--- DANE DO PRZETWORZENIA ---
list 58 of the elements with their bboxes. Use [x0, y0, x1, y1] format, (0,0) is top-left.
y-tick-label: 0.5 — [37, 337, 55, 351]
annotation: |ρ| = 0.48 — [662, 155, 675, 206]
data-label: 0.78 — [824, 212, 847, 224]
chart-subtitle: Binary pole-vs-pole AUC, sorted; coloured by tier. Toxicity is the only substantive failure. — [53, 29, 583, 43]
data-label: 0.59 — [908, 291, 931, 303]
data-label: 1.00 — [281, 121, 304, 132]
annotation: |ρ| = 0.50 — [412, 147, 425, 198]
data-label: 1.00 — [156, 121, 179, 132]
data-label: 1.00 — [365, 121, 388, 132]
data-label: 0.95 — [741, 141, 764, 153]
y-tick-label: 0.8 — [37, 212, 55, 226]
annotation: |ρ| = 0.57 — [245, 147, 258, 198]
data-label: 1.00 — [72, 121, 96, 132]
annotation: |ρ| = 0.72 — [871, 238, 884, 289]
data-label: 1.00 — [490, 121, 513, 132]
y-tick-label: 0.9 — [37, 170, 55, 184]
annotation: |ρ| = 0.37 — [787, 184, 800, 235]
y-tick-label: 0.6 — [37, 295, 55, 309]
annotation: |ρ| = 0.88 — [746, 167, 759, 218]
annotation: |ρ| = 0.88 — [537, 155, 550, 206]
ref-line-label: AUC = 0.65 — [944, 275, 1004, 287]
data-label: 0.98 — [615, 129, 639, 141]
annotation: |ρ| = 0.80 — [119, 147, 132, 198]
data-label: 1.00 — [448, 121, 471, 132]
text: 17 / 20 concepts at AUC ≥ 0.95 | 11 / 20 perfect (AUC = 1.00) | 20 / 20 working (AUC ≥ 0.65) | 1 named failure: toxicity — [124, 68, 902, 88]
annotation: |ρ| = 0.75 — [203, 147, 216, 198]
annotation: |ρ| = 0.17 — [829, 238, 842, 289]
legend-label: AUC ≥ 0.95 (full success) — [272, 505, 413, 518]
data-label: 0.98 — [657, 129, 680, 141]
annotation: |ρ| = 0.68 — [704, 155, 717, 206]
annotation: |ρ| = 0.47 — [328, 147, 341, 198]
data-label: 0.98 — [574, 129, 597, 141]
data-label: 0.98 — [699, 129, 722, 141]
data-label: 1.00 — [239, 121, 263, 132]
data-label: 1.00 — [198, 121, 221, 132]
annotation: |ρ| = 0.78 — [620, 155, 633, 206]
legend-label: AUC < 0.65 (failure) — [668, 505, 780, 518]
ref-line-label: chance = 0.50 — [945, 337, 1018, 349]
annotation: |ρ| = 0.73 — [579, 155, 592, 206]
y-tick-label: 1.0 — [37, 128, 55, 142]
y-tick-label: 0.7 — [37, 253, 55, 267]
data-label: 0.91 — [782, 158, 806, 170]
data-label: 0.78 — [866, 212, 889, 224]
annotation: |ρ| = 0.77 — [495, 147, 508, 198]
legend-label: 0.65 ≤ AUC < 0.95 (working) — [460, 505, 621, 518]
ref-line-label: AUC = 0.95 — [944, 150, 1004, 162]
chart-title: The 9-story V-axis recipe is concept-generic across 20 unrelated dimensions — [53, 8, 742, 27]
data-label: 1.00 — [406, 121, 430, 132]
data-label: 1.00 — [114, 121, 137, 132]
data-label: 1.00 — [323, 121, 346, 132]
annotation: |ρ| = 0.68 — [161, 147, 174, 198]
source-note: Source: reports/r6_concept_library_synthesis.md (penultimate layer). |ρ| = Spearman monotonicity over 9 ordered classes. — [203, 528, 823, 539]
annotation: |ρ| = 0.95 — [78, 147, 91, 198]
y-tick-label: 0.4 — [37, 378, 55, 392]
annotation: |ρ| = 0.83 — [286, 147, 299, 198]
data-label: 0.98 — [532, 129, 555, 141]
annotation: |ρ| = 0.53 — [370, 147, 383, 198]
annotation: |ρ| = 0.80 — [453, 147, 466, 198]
---
CEL ZADANIA — Przepisz wszystkie powyższe rekordy znak w znak, bez żadnych zmian.

WYNIK —
list 58 of the elements with their bboxes. Use [x0, y0, x1, y1] format, (0,0) is top-left.
y-tick-label: 0.5 — [37, 337, 55, 351]
annotation: |ρ| = 0.48 — [662, 155, 675, 206]
data-label: 0.78 — [824, 212, 847, 224]
chart-subtitle: Binary pole-vs-pole AUC, sorted; coloured by tier. Toxicity is the only substantive failure. — [53, 29, 583, 43]
data-label: 0.59 — [908, 291, 931, 303]
data-label: 1.00 — [281, 121, 304, 132]
annotation: |ρ| = 0.50 — [412, 147, 425, 198]
data-label: 1.00 — [156, 121, 179, 132]
data-label: 1.00 — [365, 121, 388, 132]
data-label: 0.95 — [741, 141, 764, 153]
y-tick-label: 0.8 — [37, 212, 55, 226]
annotation: |ρ| = 0.57 — [245, 147, 258, 198]
data-label: 1.00 — [72, 121, 96, 132]
annotation: |ρ| = 0.72 — [871, 238, 884, 289]
data-label: 1.00 — [490, 121, 513, 132]
y-tick-label: 0.9 — [37, 170, 55, 184]
annotation: |ρ| = 0.37 — [787, 184, 800, 235]
y-tick-label: 0.6 — [37, 295, 55, 309]
annotation: |ρ| = 0.88 — [746, 167, 759, 218]
annotation: |ρ| = 0.88 — [537, 155, 550, 206]
ref-line-label: AUC = 0.65 — [944, 275, 1004, 287]
data-label: 0.98 — [615, 129, 639, 141]
annotation: |ρ| = 0.80 — [119, 147, 132, 198]
data-label: 1.00 — [448, 121, 471, 132]
text: 17 / 20 concepts at AUC ≥ 0.95 | 11 / 20 perfect (AUC = 1.00) | 20 / 20 working (AUC ≥ 0.65) | 1 named failure: toxicity — [124, 68, 902, 88]
annotation: |ρ| = 0.75 — [203, 147, 216, 198]
annotation: |ρ| = 0.17 — [829, 238, 842, 289]
legend-label: AUC ≥ 0.95 (full success) — [272, 505, 413, 518]
data-label: 0.98 — [657, 129, 680, 141]
annotation: |ρ| = 0.68 — [704, 155, 717, 206]
annotation: |ρ| = 0.47 — [328, 147, 341, 198]
data-label: 0.98 — [574, 129, 597, 141]
data-label: 0.98 — [699, 129, 722, 141]
data-label: 1.00 — [239, 121, 263, 132]
data-label: 1.00 — [198, 121, 221, 132]
annotation: |ρ| = 0.78 — [620, 155, 633, 206]
legend-label: AUC < 0.65 (failure) — [668, 505, 780, 518]
ref-line-label: chance = 0.50 — [945, 337, 1018, 349]
annotation: |ρ| = 0.73 — [579, 155, 592, 206]
y-tick-label: 1.0 — [37, 128, 55, 142]
y-tick-label: 0.7 — [37, 253, 55, 267]
data-label: 0.91 — [782, 158, 806, 170]
data-label: 0.78 — [866, 212, 889, 224]
annotation: |ρ| = 0.77 — [495, 147, 508, 198]
legend-label: 0.65 ≤ AUC < 0.95 (working) — [460, 505, 621, 518]
ref-line-label: AUC = 0.95 — [944, 150, 1004, 162]
chart-title: The 9-story V-axis recipe is concept-generic across 20 unrelated dimensions — [53, 8, 742, 27]
data-label: 1.00 — [406, 121, 430, 132]
data-label: 1.00 — [114, 121, 137, 132]
data-label: 1.00 — [323, 121, 346, 132]
annotation: |ρ| = 0.68 — [161, 147, 174, 198]
source-note: Source: reports/r6_concept_library_synthesis.md (penultimate layer). |ρ| = Spearman monotonicity over 9 ordered classes. — [203, 528, 823, 539]
annotation: |ρ| = 0.95 — [78, 147, 91, 198]
y-tick-label: 0.4 — [37, 378, 55, 392]
annotation: |ρ| = 0.83 — [286, 147, 299, 198]
data-label: 0.98 — [532, 129, 555, 141]
annotation: |ρ| = 0.53 — [370, 147, 383, 198]
annotation: |ρ| = 0.80 — [453, 147, 466, 198]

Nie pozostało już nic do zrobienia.